▶ _INPUT DATA_:
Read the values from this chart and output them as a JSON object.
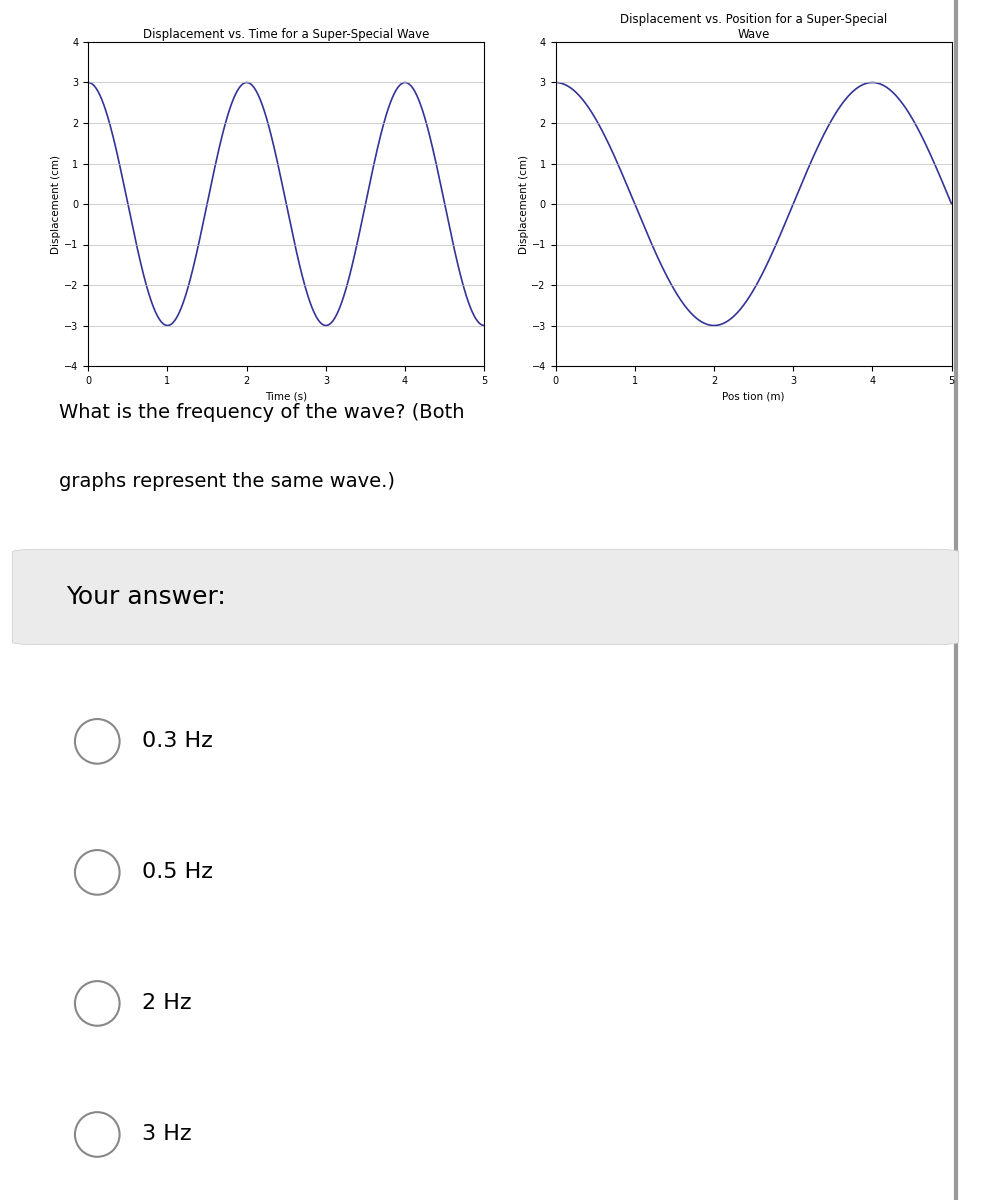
{
  "graph1_title": "Displacement vs. Time for a Super-Special Wave",
  "graph2_title": "Displacement vs. Position for a Super-Special\nWave",
  "graph1_xlabel": "Time (s)",
  "graph2_xlabel": "Pos tion (m)",
  "ylabel": "Displacement (cm)",
  "amplitude": 3,
  "period1": 2,
  "period2": 4,
  "xmin": 0,
  "xmax": 5,
  "ymin": -4,
  "ymax": 4,
  "yticks": [
    -4,
    -3,
    -2,
    -1,
    0,
    1,
    2,
    3,
    4
  ],
  "xticks": [
    0,
    1,
    2,
    3,
    4,
    5
  ],
  "line_color": "#333399",
  "bg_color": "#ffffff",
  "question_text1": "What is the frequency of the wave? (Both",
  "question_text2": "graphs represent the same wave.)",
  "answer_label": "Your answer:",
  "choices": [
    "0.3 Hz",
    "0.5 Hz",
    "2 Hz",
    "3 Hz"
  ],
  "answer_bg": "#ebebeb",
  "outer_bg": "#ffffff",
  "page_bg": "#f5f5f5",
  "font_size_title": 8.5,
  "font_size_axis_label": 7.5,
  "font_size_tick": 7,
  "font_size_question": 14,
  "font_size_answer_label": 18,
  "font_size_choices": 16,
  "radio_color": "#888888",
  "border_color": "#aaaaaa"
}
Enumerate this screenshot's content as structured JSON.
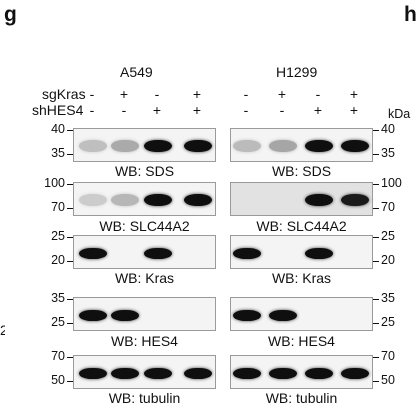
{
  "panel_letters": {
    "left": "g",
    "right": "h"
  },
  "cell_lines": [
    "A549",
    "H1299"
  ],
  "conditions": [
    {
      "label": "sgKras",
      "signs": [
        "-",
        "+",
        "-",
        "+"
      ]
    },
    {
      "label": "shHES4",
      "signs": [
        "-",
        "-",
        "+",
        "+"
      ]
    }
  ],
  "kda_label": "kDa",
  "side_mark": "2",
  "blots": [
    {
      "wb": "WB: SDS",
      "mw_top": "40",
      "mw_bottom": "35",
      "intensity": {
        "A549": [
          0.18,
          0.28,
          1.0,
          1.0
        ],
        "H1299": [
          0.2,
          0.3,
          1.0,
          1.0
        ]
      }
    },
    {
      "wb": "WB: SLC44A2",
      "mw_top": "100",
      "mw_bottom": "70",
      "intensity": {
        "A549": [
          0.12,
          0.22,
          1.0,
          1.0
        ],
        "H1299": [
          0.0,
          0.0,
          1.0,
          0.95
        ]
      }
    },
    {
      "wb": "WB: Kras",
      "mw_top": "25",
      "mw_bottom": "20",
      "intensity": {
        "A549": [
          1.0,
          0.0,
          1.0,
          0.0
        ],
        "H1299": [
          1.0,
          0.0,
          1.0,
          0.0
        ]
      }
    },
    {
      "wb": "WB: HES4",
      "mw_top": "35",
      "mw_bottom": "25",
      "intensity": {
        "A549": [
          1.0,
          1.0,
          0.0,
          0.0
        ],
        "H1299": [
          1.0,
          1.0,
          0.0,
          0.0
        ]
      }
    },
    {
      "wb": "WB: tubulin",
      "mw_top": "70",
      "mw_bottom": "50",
      "intensity": {
        "A549": [
          1.0,
          1.0,
          1.0,
          1.0
        ],
        "H1299": [
          1.0,
          1.0,
          1.0,
          1.0
        ]
      }
    }
  ]
}
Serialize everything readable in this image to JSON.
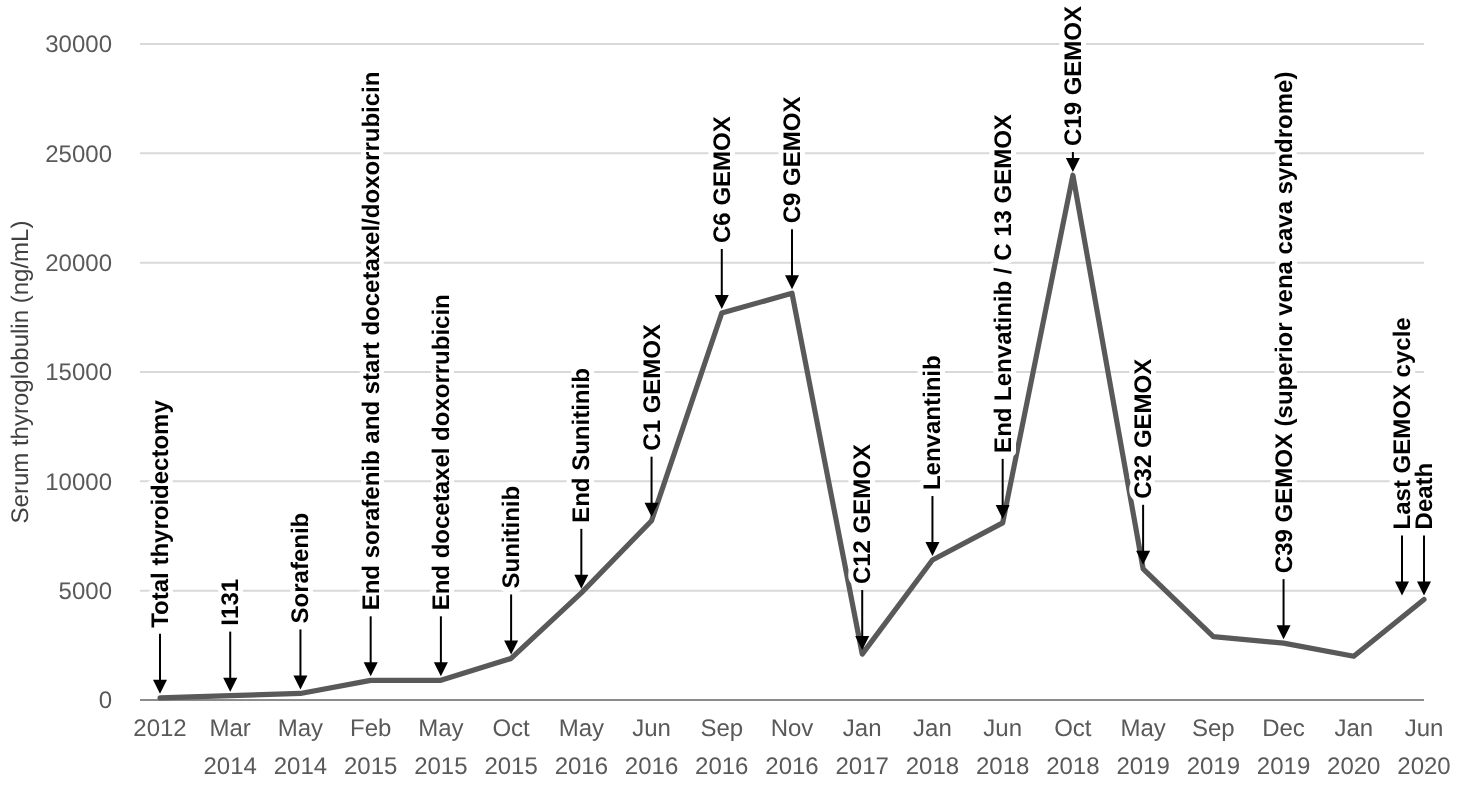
{
  "chart_data": {
    "type": "line",
    "ylabel": "Serum thyroglobulin (ng/mL)",
    "categories": [
      "2012",
      "Mar 2014",
      "May 2014",
      "Feb 2015",
      "May 2015",
      "Oct 2015",
      "May 2016",
      "Jun 2016",
      "Sep 2016",
      "Nov 2016",
      "Jan 2017",
      "Jan 2018",
      "Jun 2018",
      "Oct 2018",
      "May 2019",
      "Sep 2019",
      "Dec 2019",
      "Jan 2020",
      "Jun 2020"
    ],
    "series": [
      {
        "color": "#595959",
        "values": [
          100,
          200,
          300,
          900,
          900,
          1900,
          4900,
          8200,
          17700,
          18600,
          2100,
          6400,
          8100,
          24000,
          6000,
          2900,
          2600,
          2000,
          4600
        ]
      }
    ],
    "ylim": [
      0,
      30000
    ],
    "yticks": [
      0,
      5000,
      10000,
      15000,
      20000,
      25000,
      30000
    ],
    "grid": "y",
    "marker": "none",
    "line_style": "solid",
    "annotations": [
      {
        "text": "Total thyroidectomy",
        "x": "2012",
        "y": 100
      },
      {
        "text": "I131",
        "x": "Mar 2014",
        "y": 200
      },
      {
        "text": "Sorafenib",
        "x": "May 2014",
        "y": 300
      },
      {
        "text": "End sorafenib and start docetaxel/doxorrubicin",
        "x": "Feb 2015",
        "y": 900
      },
      {
        "text": "End docetaxel doxorrubicin",
        "x": "May 2015",
        "y": 900
      },
      {
        "text": "Sunitinib",
        "x": "Oct 2015",
        "y": 1900
      },
      {
        "text": "End Sunitinib",
        "x": "May 2016",
        "y": 4900
      },
      {
        "text": "C1 GEMOX",
        "x": "Jun 2016",
        "y": 8200
      },
      {
        "text": "C6 GEMOX",
        "x": "Sep 2016",
        "y": 17700
      },
      {
        "text": "C9 GEMOX",
        "x": "Nov 2016",
        "y": 18600
      },
      {
        "text": "C12 GEMOX",
        "x": "Jan 2017",
        "y": 2100
      },
      {
        "text": "Lenvantinib",
        "x": "Jan 2018",
        "y": 6400
      },
      {
        "text": "End Lenvatinib / C 13 GEMOX",
        "x": "Jun 2018",
        "y": 8100
      },
      {
        "text": "C19 GEMOX",
        "x": "Oct 2018",
        "y": 24000
      },
      {
        "text": "C32 GEMOX",
        "x": "May 2019",
        "y": 6000
      },
      {
        "text": "C39 GEMOX (superior vena cava syndrome)",
        "x": "Dec 2019",
        "y": 2600
      },
      {
        "text": "Last GEMOX cycle",
        "x": "Jun 2020",
        "y": 4600
      },
      {
        "text": "Death",
        "x": "Jun 2020",
        "y": 4600
      }
    ]
  }
}
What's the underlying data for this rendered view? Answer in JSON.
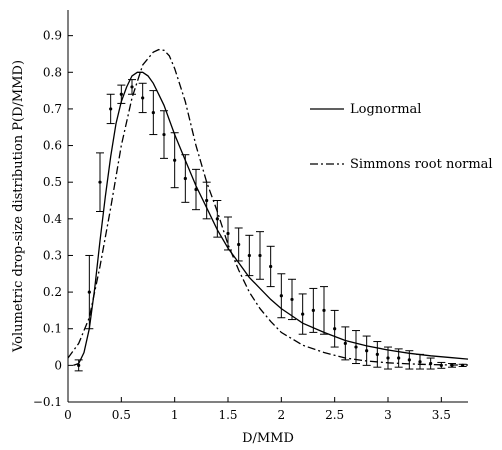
{
  "chart_data": {
    "type": "line",
    "title": "",
    "xlabel": "D/MMD",
    "ylabel": "Volumetric drop-size distribution P(D/MMD)",
    "xlim": [
      0,
      3.75
    ],
    "ylim": [
      -0.1,
      0.97
    ],
    "x_ticks": [
      0,
      0.5,
      1,
      1.5,
      2,
      2.5,
      3,
      3.5
    ],
    "x_tick_labels": [
      "0",
      "0.5",
      "1",
      "1.5",
      "2",
      "2.5",
      "3",
      "3.5"
    ],
    "y_ticks": [
      -0.1,
      0,
      0.1,
      0.2,
      0.3,
      0.4,
      0.5,
      0.6,
      0.7,
      0.8,
      0.9
    ],
    "y_tick_labels": [
      "−0.1",
      "0",
      "0.1",
      "0.2",
      "0.3",
      "0.4",
      "0.5",
      "0.6",
      "0.7",
      "0.8",
      "0.9"
    ],
    "grid": false,
    "legend_position": "right",
    "series": [
      {
        "name": "Lognormal",
        "style": "solid",
        "color": "#000000",
        "x": [
          0.05,
          0.1,
          0.15,
          0.2,
          0.25,
          0.3,
          0.35,
          0.4,
          0.45,
          0.5,
          0.55,
          0.6,
          0.65,
          0.7,
          0.75,
          0.8,
          0.85,
          0.9,
          0.95,
          1.0,
          1.1,
          1.2,
          1.3,
          1.4,
          1.5,
          1.6,
          1.7,
          1.8,
          1.9,
          2.0,
          2.1,
          2.2,
          2.4,
          2.6,
          2.8,
          3.0,
          3.2,
          3.4,
          3.6,
          3.75
        ],
        "y": [
          0.0,
          0.005,
          0.035,
          0.1,
          0.21,
          0.34,
          0.46,
          0.57,
          0.66,
          0.72,
          0.76,
          0.79,
          0.8,
          0.8,
          0.79,
          0.77,
          0.74,
          0.71,
          0.67,
          0.63,
          0.56,
          0.49,
          0.43,
          0.37,
          0.32,
          0.28,
          0.24,
          0.21,
          0.18,
          0.155,
          0.135,
          0.115,
          0.09,
          0.068,
          0.053,
          0.042,
          0.033,
          0.026,
          0.021,
          0.017
        ]
      },
      {
        "name": "Simmons root normal",
        "style": "dashdot",
        "color": "#000000",
        "x": [
          0.0,
          0.1,
          0.2,
          0.3,
          0.4,
          0.5,
          0.6,
          0.7,
          0.8,
          0.85,
          0.9,
          0.95,
          1.0,
          1.1,
          1.2,
          1.3,
          1.4,
          1.5,
          1.6,
          1.7,
          1.8,
          1.9,
          2.0,
          2.2,
          2.4,
          2.6,
          2.8,
          3.0,
          3.2,
          3.4,
          3.6,
          3.75
        ],
        "y": [
          0.02,
          0.06,
          0.13,
          0.27,
          0.43,
          0.6,
          0.73,
          0.82,
          0.855,
          0.862,
          0.86,
          0.845,
          0.81,
          0.72,
          0.6,
          0.5,
          0.42,
          0.33,
          0.26,
          0.2,
          0.155,
          0.12,
          0.09,
          0.055,
          0.035,
          0.02,
          0.012,
          0.007,
          0.004,
          0.002,
          0.001,
          0.001
        ]
      },
      {
        "name": "data",
        "style": "errorbar",
        "color": "#000000",
        "x": [
          0.1,
          0.2,
          0.3,
          0.4,
          0.5,
          0.6,
          0.7,
          0.8,
          0.9,
          1.0,
          1.1,
          1.2,
          1.3,
          1.4,
          1.5,
          1.6,
          1.7,
          1.8,
          1.9,
          2.0,
          2.1,
          2.2,
          2.3,
          2.4,
          2.5,
          2.6,
          2.7,
          2.8,
          2.9,
          3.0,
          3.1,
          3.2,
          3.3,
          3.4,
          3.5,
          3.6,
          3.7
        ],
        "y": [
          0.0,
          0.2,
          0.5,
          0.7,
          0.74,
          0.76,
          0.73,
          0.69,
          0.63,
          0.56,
          0.51,
          0.48,
          0.45,
          0.4,
          0.36,
          0.33,
          0.3,
          0.3,
          0.27,
          0.19,
          0.18,
          0.14,
          0.15,
          0.15,
          0.1,
          0.06,
          0.05,
          0.04,
          0.03,
          0.02,
          0.02,
          0.015,
          0.01,
          0.005,
          0.0,
          0.0,
          0.0
        ],
        "yerr": [
          0.015,
          0.1,
          0.08,
          0.04,
          0.025,
          0.02,
          0.04,
          0.06,
          0.065,
          0.075,
          0.065,
          0.055,
          0.05,
          0.05,
          0.045,
          0.045,
          0.055,
          0.065,
          0.055,
          0.06,
          0.055,
          0.055,
          0.06,
          0.065,
          0.05,
          0.045,
          0.045,
          0.04,
          0.035,
          0.03,
          0.025,
          0.025,
          0.02,
          0.015,
          0.008,
          0.005,
          0.003
        ]
      }
    ]
  }
}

▶ _WHAT TO WORK ON_:
Search the data above for the word "values", then gather each line in which it appears.

▶ _WRITTEN REPLY_:
Read the values from this chart and output them as a JSON object.
        "values": [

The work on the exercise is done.